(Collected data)

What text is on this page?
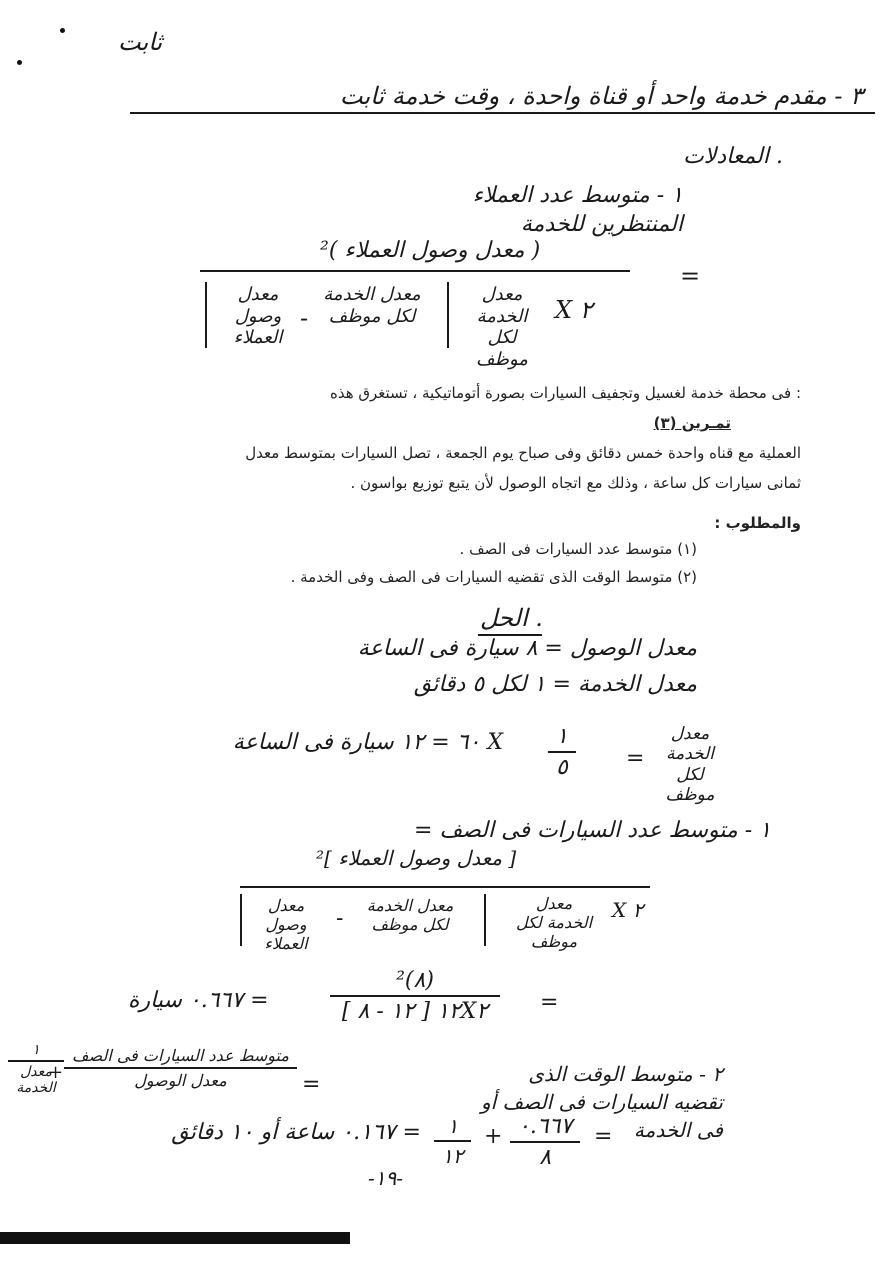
ثابت
٣ - مقدم خدمة واحد أو قناة واحدة ، وقت خدمة ثابت
. المعادلات
١ - متوسط عدد العملاء المنتظرين للخدمة
=
( معدل وصول العملاء )²
٢ X
معدل الخدمة لكل موظف
معدل الخدمة لكل موظف
-
معدل وصول العملاء
: فى محطة خدمة لغسيل وتجفيف السيارات بصورة أتوماتيكية ، تستغرق هذه
تمـرين (٣)
العملية مع قناه واحدة خمس دقائق وفى صباح يوم الجمعة ، تصل السيارات بمتوسط معدل
ثمانى سيارات كل ساعة ، وذلك مع اتجاه الوصول لأن يتبع توزيع بواسون .
والمطلوب :
(١) متوسط عدد السيارات فى الصف .
(٢) متوسط الوقت الذى تقضيه السيارات فى الصف وفى الخدمة .
. الحل
معدل الوصول = ٨ سيارة فى الساعة
معدل الخدمة = ١ لكل ٥ دقائق
معدل الخدمة لكل موظف
=
١
٥
X ٦٠ = ١٢ سيارة فى الساعة
١ - متوسط عدد السيارات فى الصف =
[ معدل وصول العملاء ]²
٢ X
معدل الخدمة لكل موظف
معدل الخدمة لكل موظف
-
معدل وصول العملاء
=
(٨)²
١٢X٢ [ ١٢ - ٨ ]
= ٠.٦٦٧ سيارة
٢ - متوسط الوقت الذى تقضيه السيارات فى الصف أو فى الخدمة
=
متوسط عدد السيارات فى الصف
معدل الوصول
+
١
معدل الخدمة
=
٠.٦٦٧
٨
+
١
١٢
= ٠.١٦٧ ساعة أو ١٠ دقائق
-١٩-
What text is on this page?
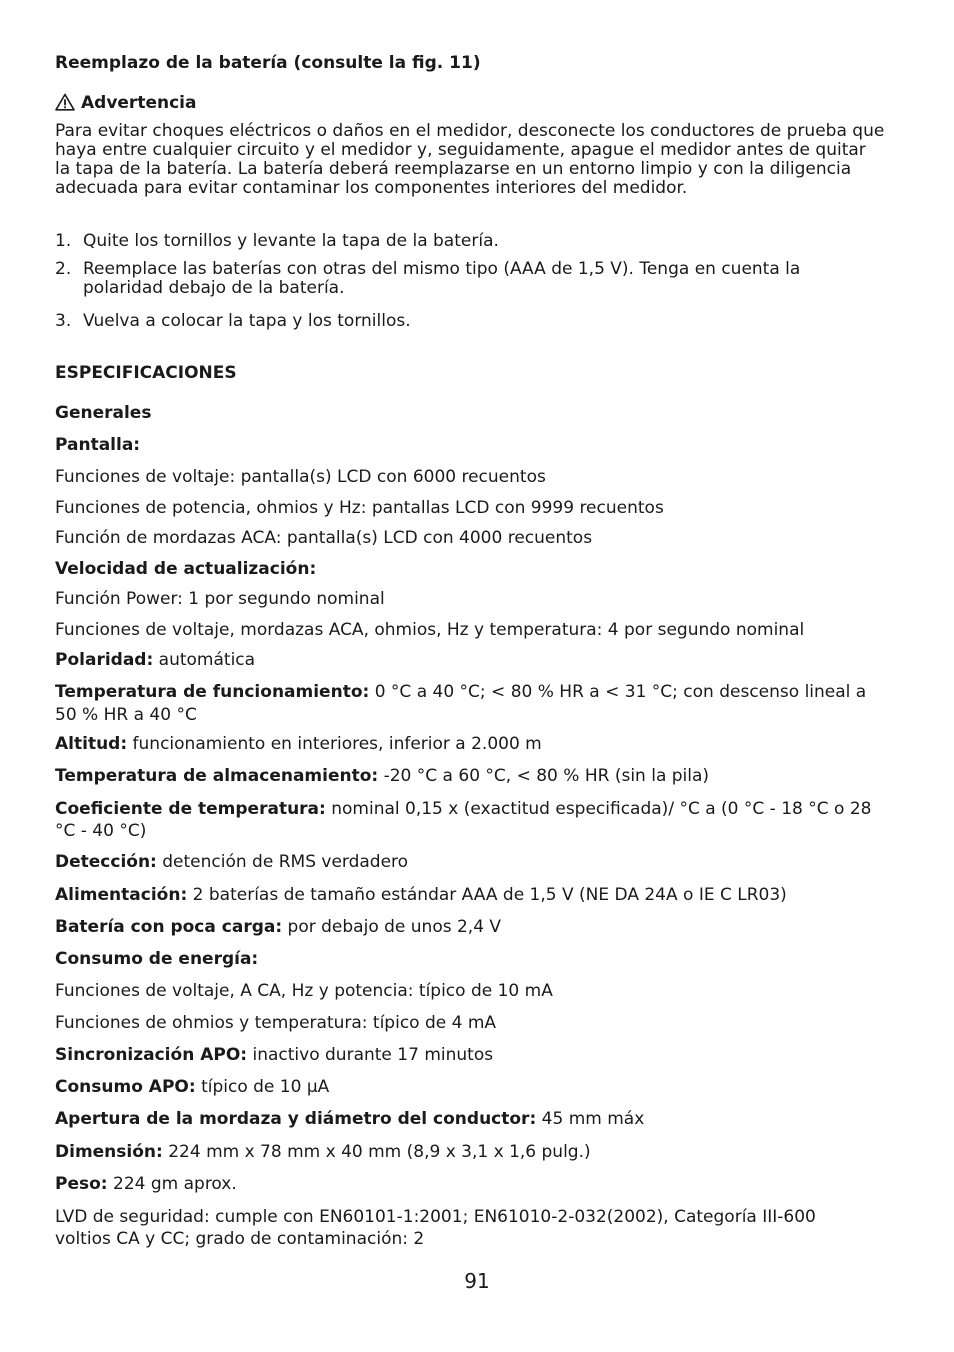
Reemplazo de la batería (consulte la fig. 11)
Advertencia
Para evitar choques eléctricos o daños en el medidor, desconecte los conductores de prueba que haya entre cualquier circuito y el medidor y, seguidamente, apague el medidor antes de quitar la tapa de la batería. La batería deberá reemplazarse en un entorno limpio y con la diligencia adecuada para evitar contaminar los componentes interiores del medidor.
1. Quite los tornillos y levante la tapa de la batería.
2. Reemplace las baterías con otras del mismo tipo (AAA de 1,5 V). Tenga en cuenta la polaridad debajo de la batería.
3. Vuelva a colocar la tapa y los tornillos.
ESPECIFICACIONES
Generales
Pantalla:
Funciones de voltaje: pantalla(s) LCD con 6000 recuentos
Funciones de potencia, ohmios y Hz: pantallas LCD con 9999 recuentos
Función de mordazas ACA: pantalla(s) LCD con 4000 recuentos
Velocidad de actualización:
Función Power: 1 por segundo nominal
Funciones de voltaje, mordazas ACA, ohmios, Hz y temperatura: 4 por segundo nominal
Polaridad: automática
Temperatura de funcionamiento: 0 °C a 40 °C; < 80 % HR a < 31 °C; con descenso lineal a 50 % HR a 40 °C
Altitud: funcionamiento en interiores, inferior a 2.000 m
Temperatura de almacenamiento: -20 °C a 60 °C, < 80 % HR (sin la pila)
Coeficiente de temperatura: nominal 0,15 x (exactitud especificada)/ °C a (0 °C - 18 °C o 28 °C - 40 °C)
Detección: detención de RMS verdadero
Alimentación: 2 baterías de tamaño estándar AAA de 1,5 V (NE DA 24A o IE C LR03)
Batería con poca carga: por debajo de unos 2,4 V
Consumo de energía:
Funciones de voltaje, A CA, Hz y potencia: típico de 10 mA
Funciones de ohmios y temperatura: típico de 4 mA
Sincronización APO: inactivo durante 17 minutos
Consumo APO: típico de 10 µA
Apertura de la mordaza y diámetro del conductor: 45 mm máx
Dimensión: 224 mm x 78 mm x 40 mm (8,9 x 3,1 x 1,6 pulg.)
Peso: 224 gm aprox.
LVD de seguridad: cumple con EN60101-1:2001; EN61010-2-032(2002), Categoría III-600 voltios CA y CC; grado de contaminación: 2
91
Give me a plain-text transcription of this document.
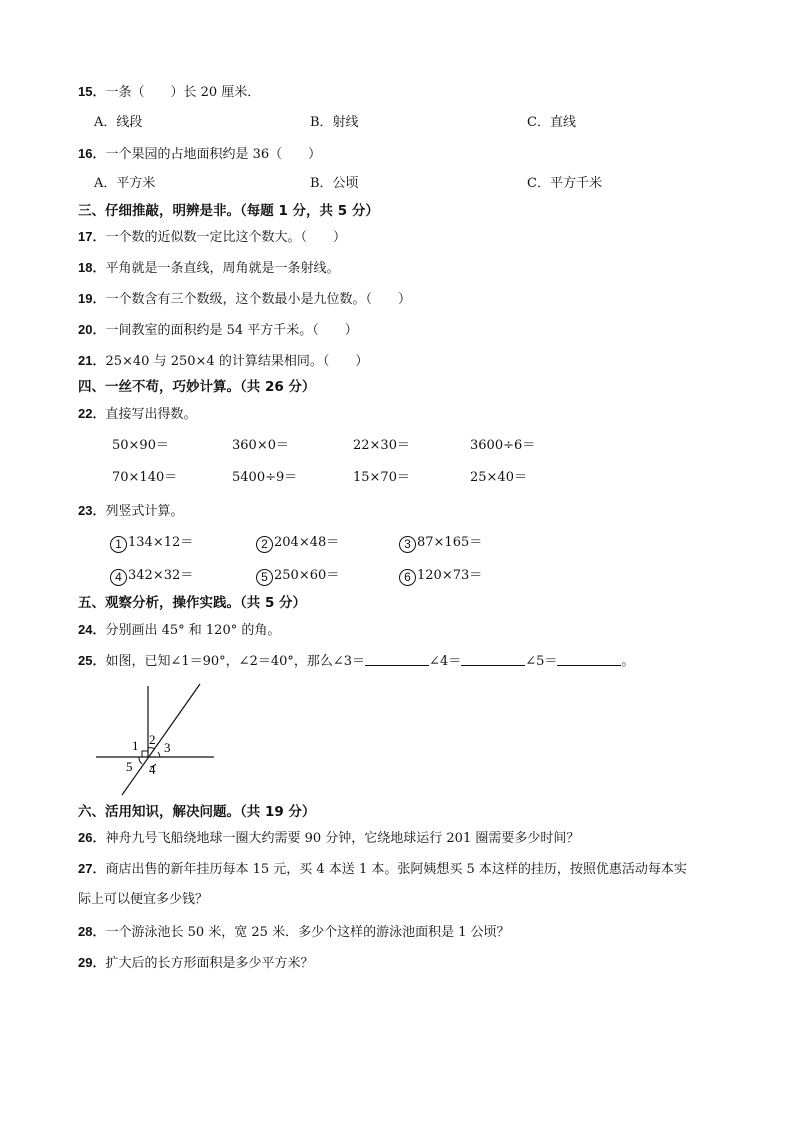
15．一条（　　）长 20 厘米．
A．线段	B．射线	C．直线
16．一个果园的占地面积约是 36（　　）
A．平方米	B．公顷	C．平方千米
三、仔细推敲，明辨是非。（每题 1 分，共 5 分）
17．一个数的近似数一定比这个数大。（　　）
18．平角就是一条直线，周角就是一条射线。
19．一个数含有三个数级，这个数最小是九位数。（　　）
20．一间教室的面积约是 54 平方千米。（　　）
21．25×40 与 250×4 的计算结果相同。（　　）
四、一丝不苟，巧妙计算。（共 26 分）
22．直接写出得数。
50×90＝	360×0＝	22×30＝	3600÷6＝
70×140＝	5400÷9＝	15×70＝	25×40＝
23．列竖式计算。
1 134×12＝	2 204×48＝	3 87×165＝
4 342×32＝	5 250×60＝	6 120×73＝
五、观察分析，操作实践。（共 5 分）
24．分别画出 45° 和 120° 的角。
25．如图，已知∠1＝90°，∠2＝40°，那么∠3＝	∠4＝	∠5＝	。
1 2
3
4
5
六、活用知识，解决问题。（共 19 分）
26．神舟九号飞船绕地球一圈大约需要 90 分钟，它绕地球运行 201 圈需要多少时间？
27．商店出售的新年挂历每本 15 元，买 4 本送 1 本。张阿姨想买 5 本这样的挂历，按照优惠活动每本实
际上可以便宜多少钱？
28．一个游泳池长 50 米，宽 25 米．多少个这样的游泳池面积是 1 公顷？
29．扩大后的长方形面积是多少平方米？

▶ _Set exercise_
List every line above that holds the word "السيارات".

▶ _Written answer_
: فى محطة خدمة لغسيل وتجفيف السيارات بصورة أتوماتيكية ، تستغرق هذه
العملية مع قناه واحدة خمس دقائق وفى صباح يوم الجمعة ، تصل السيارات بمتوسط معدل
(١) متوسط عدد السيارات فى الصف .
(٢) متوسط الوقت الذى تقضيه السيارات فى الصف وفى الخدمة .
١ - متوسط عدد السيارات فى الصف =
٢ - متوسط الوقت الذى تقضيه السيارات فى الصف أو فى الخدمة
متوسط عدد السيارات فى الصف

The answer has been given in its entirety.